▶ [Request]
Give only the number of lines in the data that include the string "name".

Some records

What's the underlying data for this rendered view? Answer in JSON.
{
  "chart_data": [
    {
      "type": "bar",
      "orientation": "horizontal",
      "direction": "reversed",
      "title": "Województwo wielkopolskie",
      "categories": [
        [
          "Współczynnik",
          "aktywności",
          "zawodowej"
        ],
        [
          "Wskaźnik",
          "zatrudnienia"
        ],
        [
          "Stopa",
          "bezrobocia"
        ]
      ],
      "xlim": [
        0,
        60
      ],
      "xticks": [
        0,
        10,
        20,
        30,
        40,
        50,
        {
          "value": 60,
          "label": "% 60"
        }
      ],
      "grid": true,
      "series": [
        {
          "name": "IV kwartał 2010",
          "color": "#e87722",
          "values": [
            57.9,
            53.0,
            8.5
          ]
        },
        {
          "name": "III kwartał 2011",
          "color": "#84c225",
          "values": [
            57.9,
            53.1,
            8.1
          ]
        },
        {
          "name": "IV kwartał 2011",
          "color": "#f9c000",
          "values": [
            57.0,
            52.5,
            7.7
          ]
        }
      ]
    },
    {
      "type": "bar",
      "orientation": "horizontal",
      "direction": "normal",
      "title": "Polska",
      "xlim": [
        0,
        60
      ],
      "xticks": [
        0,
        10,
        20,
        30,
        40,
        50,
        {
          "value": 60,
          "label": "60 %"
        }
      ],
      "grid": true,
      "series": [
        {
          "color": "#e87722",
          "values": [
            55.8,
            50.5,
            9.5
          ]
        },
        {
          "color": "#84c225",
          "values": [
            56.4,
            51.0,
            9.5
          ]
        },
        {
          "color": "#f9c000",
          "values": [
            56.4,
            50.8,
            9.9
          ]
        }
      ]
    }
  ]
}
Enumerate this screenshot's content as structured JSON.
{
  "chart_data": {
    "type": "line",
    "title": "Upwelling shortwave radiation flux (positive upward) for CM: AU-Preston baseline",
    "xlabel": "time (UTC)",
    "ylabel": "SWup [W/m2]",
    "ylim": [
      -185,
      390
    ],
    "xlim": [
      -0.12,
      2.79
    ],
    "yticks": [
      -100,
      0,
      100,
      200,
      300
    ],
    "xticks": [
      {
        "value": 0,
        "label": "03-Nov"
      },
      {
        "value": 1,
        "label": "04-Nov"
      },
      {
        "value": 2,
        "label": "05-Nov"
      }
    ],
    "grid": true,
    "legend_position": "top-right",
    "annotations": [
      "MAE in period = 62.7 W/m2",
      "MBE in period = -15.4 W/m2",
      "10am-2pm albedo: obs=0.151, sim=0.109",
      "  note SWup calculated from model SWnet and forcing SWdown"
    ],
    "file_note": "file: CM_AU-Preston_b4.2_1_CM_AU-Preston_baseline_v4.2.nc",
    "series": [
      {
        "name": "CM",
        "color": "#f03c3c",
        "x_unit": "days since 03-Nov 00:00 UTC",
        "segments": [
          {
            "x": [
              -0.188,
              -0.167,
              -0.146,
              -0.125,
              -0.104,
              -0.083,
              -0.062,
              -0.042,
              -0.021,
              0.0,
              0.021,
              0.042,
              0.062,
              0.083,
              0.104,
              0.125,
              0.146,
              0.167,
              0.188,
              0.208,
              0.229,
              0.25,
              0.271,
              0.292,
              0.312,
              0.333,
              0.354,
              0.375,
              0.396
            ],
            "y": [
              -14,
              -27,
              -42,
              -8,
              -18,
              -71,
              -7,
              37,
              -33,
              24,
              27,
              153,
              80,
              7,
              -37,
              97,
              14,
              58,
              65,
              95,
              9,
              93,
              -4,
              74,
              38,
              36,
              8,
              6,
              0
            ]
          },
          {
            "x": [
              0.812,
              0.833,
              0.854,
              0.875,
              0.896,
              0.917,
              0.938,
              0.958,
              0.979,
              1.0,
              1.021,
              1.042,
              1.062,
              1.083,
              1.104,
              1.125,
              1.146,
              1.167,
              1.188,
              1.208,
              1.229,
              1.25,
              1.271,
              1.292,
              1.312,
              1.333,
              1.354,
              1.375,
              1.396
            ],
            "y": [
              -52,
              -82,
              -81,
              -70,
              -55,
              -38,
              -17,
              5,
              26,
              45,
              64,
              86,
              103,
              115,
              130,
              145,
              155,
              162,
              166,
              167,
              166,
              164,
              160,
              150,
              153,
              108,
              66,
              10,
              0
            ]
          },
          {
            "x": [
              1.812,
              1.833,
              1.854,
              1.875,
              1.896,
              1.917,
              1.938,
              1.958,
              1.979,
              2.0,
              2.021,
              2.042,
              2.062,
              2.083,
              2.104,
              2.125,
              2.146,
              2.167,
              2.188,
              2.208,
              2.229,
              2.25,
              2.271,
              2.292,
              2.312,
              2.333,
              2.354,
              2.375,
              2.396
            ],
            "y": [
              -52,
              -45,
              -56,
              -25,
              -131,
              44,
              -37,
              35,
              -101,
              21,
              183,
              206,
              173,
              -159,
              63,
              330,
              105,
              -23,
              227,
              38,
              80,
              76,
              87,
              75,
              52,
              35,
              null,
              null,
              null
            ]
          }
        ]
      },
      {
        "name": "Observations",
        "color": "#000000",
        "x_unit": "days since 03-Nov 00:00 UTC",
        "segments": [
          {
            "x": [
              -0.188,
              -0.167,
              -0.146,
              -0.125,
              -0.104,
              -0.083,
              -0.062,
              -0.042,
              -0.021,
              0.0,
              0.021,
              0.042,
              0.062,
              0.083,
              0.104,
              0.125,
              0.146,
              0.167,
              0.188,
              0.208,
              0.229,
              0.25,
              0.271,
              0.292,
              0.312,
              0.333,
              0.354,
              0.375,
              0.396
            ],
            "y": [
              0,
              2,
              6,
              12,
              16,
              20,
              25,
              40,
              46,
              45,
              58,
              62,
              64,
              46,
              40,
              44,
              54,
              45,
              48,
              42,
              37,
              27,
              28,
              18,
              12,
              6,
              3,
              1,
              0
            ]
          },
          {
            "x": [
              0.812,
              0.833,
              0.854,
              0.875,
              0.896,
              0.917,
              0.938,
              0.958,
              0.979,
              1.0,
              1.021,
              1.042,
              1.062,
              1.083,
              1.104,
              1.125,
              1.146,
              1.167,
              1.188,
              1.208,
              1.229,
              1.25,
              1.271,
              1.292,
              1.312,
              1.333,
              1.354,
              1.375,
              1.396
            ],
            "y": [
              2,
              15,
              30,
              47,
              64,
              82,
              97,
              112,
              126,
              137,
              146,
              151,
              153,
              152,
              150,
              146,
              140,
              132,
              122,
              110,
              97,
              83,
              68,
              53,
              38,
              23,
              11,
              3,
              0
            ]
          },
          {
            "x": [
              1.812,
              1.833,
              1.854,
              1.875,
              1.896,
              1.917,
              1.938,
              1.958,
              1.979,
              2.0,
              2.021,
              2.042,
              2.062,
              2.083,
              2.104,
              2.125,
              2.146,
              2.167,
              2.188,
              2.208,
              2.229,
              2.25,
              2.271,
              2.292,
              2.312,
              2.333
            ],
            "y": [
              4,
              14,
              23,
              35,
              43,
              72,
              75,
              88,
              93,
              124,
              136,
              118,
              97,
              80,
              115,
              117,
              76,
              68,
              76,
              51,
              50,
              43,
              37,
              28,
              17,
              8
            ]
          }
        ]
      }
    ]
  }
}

▶ [In response]
5